**Set problem:**
Keep the pictures out and restate every record exactly.

--- START OF Data extract ---

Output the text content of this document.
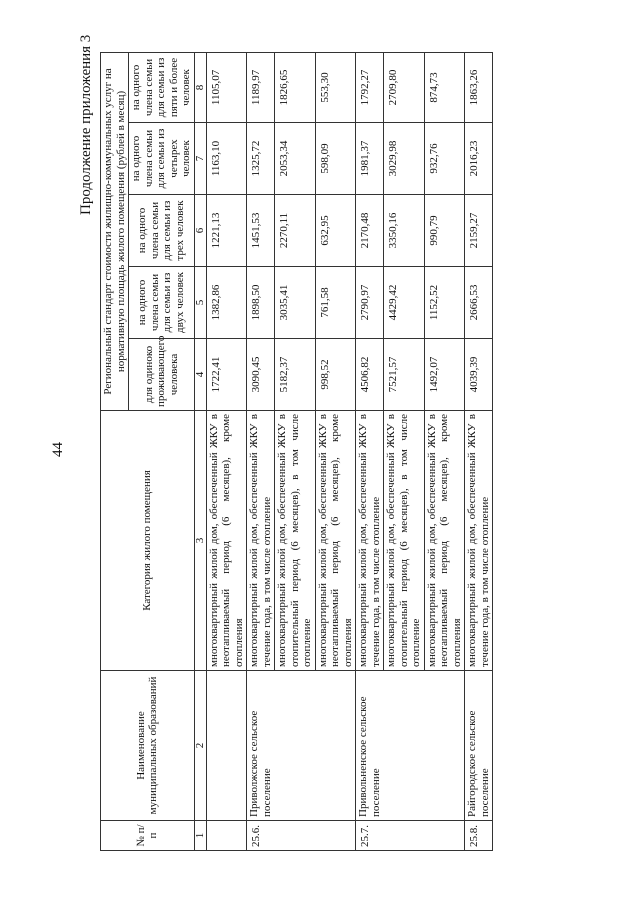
44
Продолжение приложения 3
№ п/п	Наименование муниципальных образований	Категория жилого помещения	Региональный стандарт стоимости жилищно-коммунальных услуг на нормативную площадь жилого помещения (рублей в месяц)				
			для одиноко проживающего человека	на одного члена семьи для семьи из двух человек	на одного члена семьи для семьи из трех человек	на одного члена семьи для семьи из четырех человек	на одного члена семьи для семьи из пяти и более человек
1	2	3	4	5	6	7	8
		многоквартирный жилой дом, обеспеченный ЖКУ в неотапливаемый период (6 месяцев), кроме отопления	1722,41	1382,86	1221,13	1163,10	1105,07
25.6.	Приволжское сельское поселение	многоквартирный жилой дом, обеспеченный ЖКУ в течение года, в том числе отопление	3090,45	1898,50	1451,53	1325,72	1189,97
		многоквартирный жилой дом, обеспеченный ЖКУ в отопительный период (6 месяцев), в том числе отопление	5182,37	3035,41	2270,11	2053,34	1826,65
		многоквартирный жилой дом, обеспеченный ЖКУ в неотапливаемый период (6 месяцев), кроме отопления	998,52	761,58	632,95	598,09	553,30
25.7.	Привольненское сельское поселение	многоквартирный жилой дом, обеспеченный ЖКУ в течение года, в том числе отопление	4506,82	2790,97	2170,48	1981,37	1792,27
		многоквартирный жилой дом, обеспеченный ЖКУ в отопительный период (6 месяцев), в том числе отопление	7521,57	4429,42	3350,16	3029,98	2709,80
		многоквартирный жилой дом, обеспеченный ЖКУ в неотапливаемый период (6 месяцев), кроме отопления	1492,07	1152,52	990,79	932,76	874,73
25.8.	Райгородское сельское поселение	многоквартирный жилой дом, обеспеченный ЖКУ в течение года, в том числе отопление	4039,39	2666,53	2159,27	2016,23	1863,26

--- END OF Data extract ---

**The solution:**
Output the text content of this document.
44
Продолжение приложения 3
№ п/п	Наименование муниципальных образований	Категория жилого помещения	Региональный стандарт стоимости жилищно-коммунальных услуг на нормативную площадь жилого помещения (рублей в месяц)				
			для одиноко проживающего человека	на одного члена семьи для семьи из двух человек	на одного члена семьи для семьи из трех человек	на одного члена семьи для семьи из четырех человек	на одного члена семьи для семьи из пяти и более человек
1	2	3	4	5	6	7	8
		многоквартирный жилой дом, обеспеченный ЖКУ в неотапливаемый период (6 месяцев), кроме отопления	1722,41	1382,86	1221,13	1163,10	1105,07
25.6.	Приволжское сельское поселение	многоквартирный жилой дом, обеспеченный ЖКУ в течение года, в том числе отопление	3090,45	1898,50	1451,53	1325,72	1189,97
		многоквартирный жилой дом, обеспеченный ЖКУ в отопительный период (6 месяцев), в том числе отопление	5182,37	3035,41	2270,11	2053,34	1826,65
		многоквартирный жилой дом, обеспеченный ЖКУ в неотапливаемый период (6 месяцев), кроме отопления	998,52	761,58	632,95	598,09	553,30
25.7.	Привольненское сельское поселение	многоквартирный жилой дом, обеспеченный ЖКУ в течение года, в том числе отопление	4506,82	2790,97	2170,48	1981,37	1792,27
		многоквартирный жилой дом, обеспеченный ЖКУ в отопительный период (6 месяцев), в том числе отопление	7521,57	4429,42	3350,16	3029,98	2709,80
		многоквартирный жилой дом, обеспеченный ЖКУ в неотапливаемый период (6 месяцев), кроме отопления	1492,07	1152,52	990,79	932,76	874,73
25.8.	Райгородское сельское поселение	многоквартирный жилой дом, обеспеченный ЖКУ в течение года, в том числе отопление	4039,39	2666,53	2159,27	2016,23	1863,26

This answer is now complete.